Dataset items
# # #
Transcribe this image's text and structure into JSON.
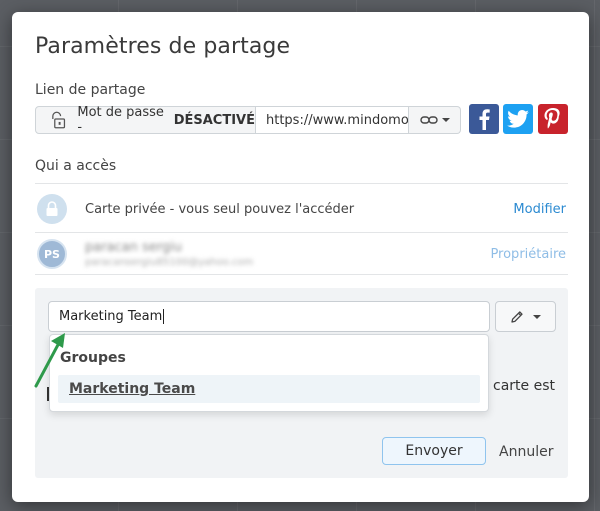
{
  "dialog": {
    "title": "Paramètres de partage"
  },
  "share_link": {
    "label": "Lien de partage",
    "password_prefix": "Mot de passe -",
    "password_state": "DÉSACTIVÉ",
    "url": "https://www.mindomo.com/",
    "social": {
      "facebook_color": "#3b5998",
      "twitter_color": "#1da1f2",
      "pinterest_color": "#c8232c"
    }
  },
  "access": {
    "label": "Qui a accès",
    "rows": [
      {
        "text": "Carte privée - vous seul pouvez l'accéder",
        "action": "Modifier",
        "icon": "lock-icon"
      },
      {
        "avatar_initials": "PS",
        "name": "paracan sergiu",
        "email": "paracansergiu85100@yahoo.com",
        "action": "Propriétaire"
      }
    ]
  },
  "invite": {
    "input_value": "Marketing Team",
    "permission_icon": "pencil-icon",
    "autocomplete": {
      "group_header": "Groupes",
      "items": [
        "Marketing Team"
      ]
    },
    "partial_text": "carte est",
    "send_label": "Envoyer",
    "cancel_label": "Annuler"
  },
  "colors": {
    "link_blue": "#2b8ad1",
    "arrow_green": "#2e9a4b"
  }
}
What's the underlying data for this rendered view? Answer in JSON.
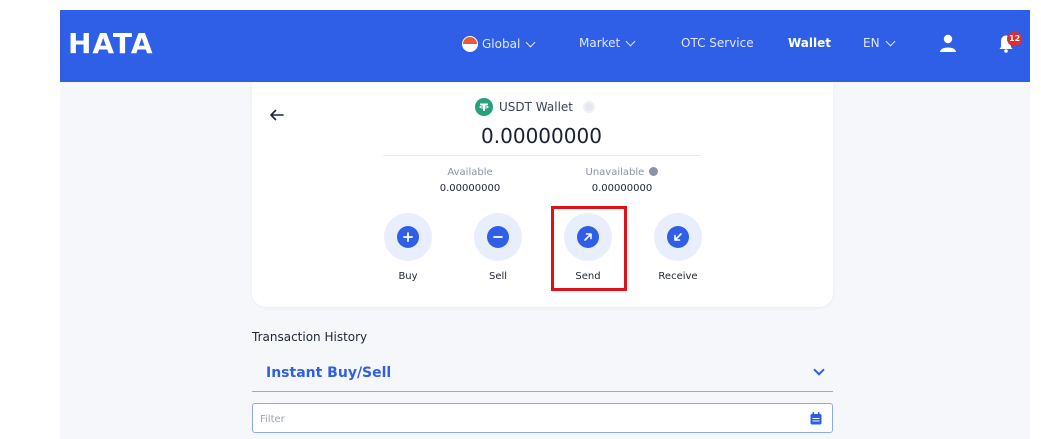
{
  "navbar": {
    "logo": "HATA",
    "items": [
      {
        "label": "Global",
        "icon": "globe-icon",
        "dropdown": true
      },
      {
        "label": "Market",
        "dropdown": true
      },
      {
        "label": "OTC Service",
        "dropdown": false
      },
      {
        "label": "Wallet",
        "active": true
      },
      {
        "label": "EN",
        "dropdown": true
      }
    ],
    "notification_count": "12",
    "colors": {
      "bar": "#2f5fe6",
      "badge": "#e52c2c"
    }
  },
  "wallet": {
    "name": "USDT Wallet",
    "balance": "0.00000000",
    "available_label": "Available",
    "available_value": "0.00000000",
    "unavailable_label": "Unavailable",
    "unavailable_value": "0.00000000",
    "icons": {
      "coin": "usdt-icon",
      "visibility": "eye-icon",
      "back": "back-arrow-icon"
    }
  },
  "actions": [
    {
      "label": "Buy",
      "icon": "plus-icon"
    },
    {
      "label": "Sell",
      "icon": "minus-icon"
    },
    {
      "label": "Send",
      "icon": "arrow-up-right-icon",
      "highlighted": true
    },
    {
      "label": "Receive",
      "icon": "arrow-down-left-icon"
    }
  ],
  "transactions": {
    "title": "Transaction History",
    "selected_type": "Instant Buy/Sell",
    "filter_placeholder": "Filter",
    "filter_value": ""
  }
}
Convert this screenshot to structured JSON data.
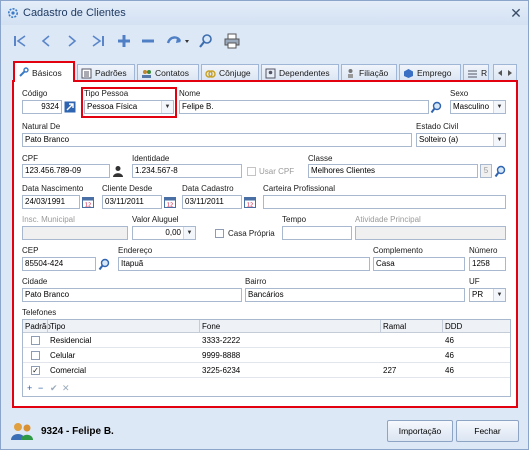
{
  "window": {
    "title": "Cadastro de Clientes",
    "close_glyph": "✕"
  },
  "toolbar": {
    "buttons": [
      "first-record-icon",
      "previous-record-icon",
      "next-record-icon",
      "last-record-icon",
      "add-icon",
      "remove-icon",
      "undo-icon",
      "search-icon",
      "print-icon"
    ]
  },
  "tabs": [
    "Básicos",
    "Padrões",
    "Contatos",
    "Cônjuge",
    "Dependentes",
    "Filiação",
    "Emprego",
    "R"
  ],
  "form": {
    "codigo": {
      "label": "Código",
      "value": "9324"
    },
    "tipo_pessoa": {
      "label": "Tipo Pessoa",
      "value": "Pessoa Física"
    },
    "nome": {
      "label": "Nome",
      "value": "Felipe B."
    },
    "sexo": {
      "label": "Sexo",
      "value": "Masculino"
    },
    "natural_de": {
      "label": "Natural De",
      "value": "Pato Branco"
    },
    "estado_civil": {
      "label": "Estado Civil",
      "value": "Solteiro (a)"
    },
    "cpf": {
      "label": "CPF",
      "value": "123.456.789-09"
    },
    "identidade": {
      "label": "Identidade",
      "value": "1.234.567-8"
    },
    "usar_cpf": {
      "label": "Usar CPF"
    },
    "classe": {
      "label": "Classe",
      "value": "Melhores Clientes",
      "code": "5"
    },
    "data_nascimento": {
      "label": "Data Nascimento",
      "value": "24/03/1991"
    },
    "cliente_desde": {
      "label": "Cliente Desde",
      "value": "03/11/2011"
    },
    "data_cadastro": {
      "label": "Data Cadastro",
      "value": "03/11/2011"
    },
    "carteira_profissional": {
      "label": "Carteira Profissional",
      "value": ""
    },
    "insc_municipal": {
      "label": "Insc. Municipal",
      "value": ""
    },
    "valor_aluguel": {
      "label": "Valor Aluguel",
      "value": "0,00"
    },
    "casa_propria": {
      "label": "Casa Própria"
    },
    "tempo": {
      "label": "Tempo",
      "value": ""
    },
    "atividade_principal": {
      "label": "Atividade Principal",
      "value": ""
    },
    "cep": {
      "label": "CEP",
      "value": "85504-424"
    },
    "endereco": {
      "label": "Endereço",
      "value": "Itapuã"
    },
    "complemento": {
      "label": "Complemento",
      "value": "Casa"
    },
    "numero": {
      "label": "Número",
      "value": "1258"
    },
    "cidade": {
      "label": "Cidade",
      "value": "Pato Branco"
    },
    "bairro": {
      "label": "Bairro",
      "value": "Bancários"
    },
    "uf": {
      "label": "UF",
      "value": "PR"
    }
  },
  "telefones": {
    "label": "Telefones",
    "columns": [
      "Padrão",
      "Tipo",
      "Fone",
      "Ramal",
      "DDD"
    ],
    "rows": [
      {
        "padrao": false,
        "tipo": "Residencial",
        "fone": "3333-2222",
        "ramal": "",
        "ddd": "46"
      },
      {
        "padrao": false,
        "tipo": "Celular",
        "fone": "9999-8888",
        "ramal": "",
        "ddd": "46"
      },
      {
        "padrao": true,
        "tipo": "Comercial",
        "fone": "3225-6234",
        "ramal": "227",
        "ddd": "46"
      }
    ],
    "nav": {
      "add": "+",
      "remove": "−",
      "post": "✔",
      "cancel": "✕"
    }
  },
  "footer": {
    "code": "9324",
    "separator": " - ",
    "name": "Felipe B.",
    "import_label": "Importação",
    "close_label": "Fechar"
  },
  "colors": {
    "highlight": "#e3000f",
    "accent": "#2b5ea0"
  }
}
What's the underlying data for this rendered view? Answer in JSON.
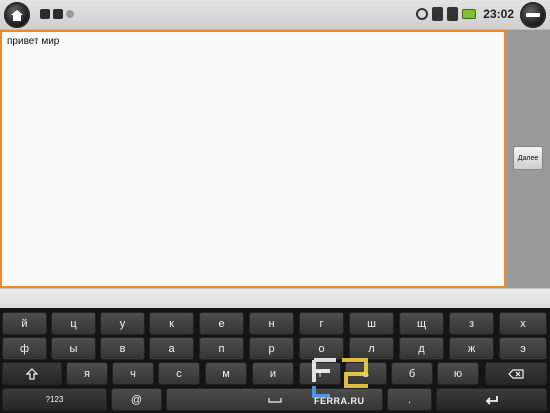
# # #
## TASK
Where a line contains "Team", copy that line.

## TASK RESULT
    "input_value": "Marketing Team",
        "Marketing Team"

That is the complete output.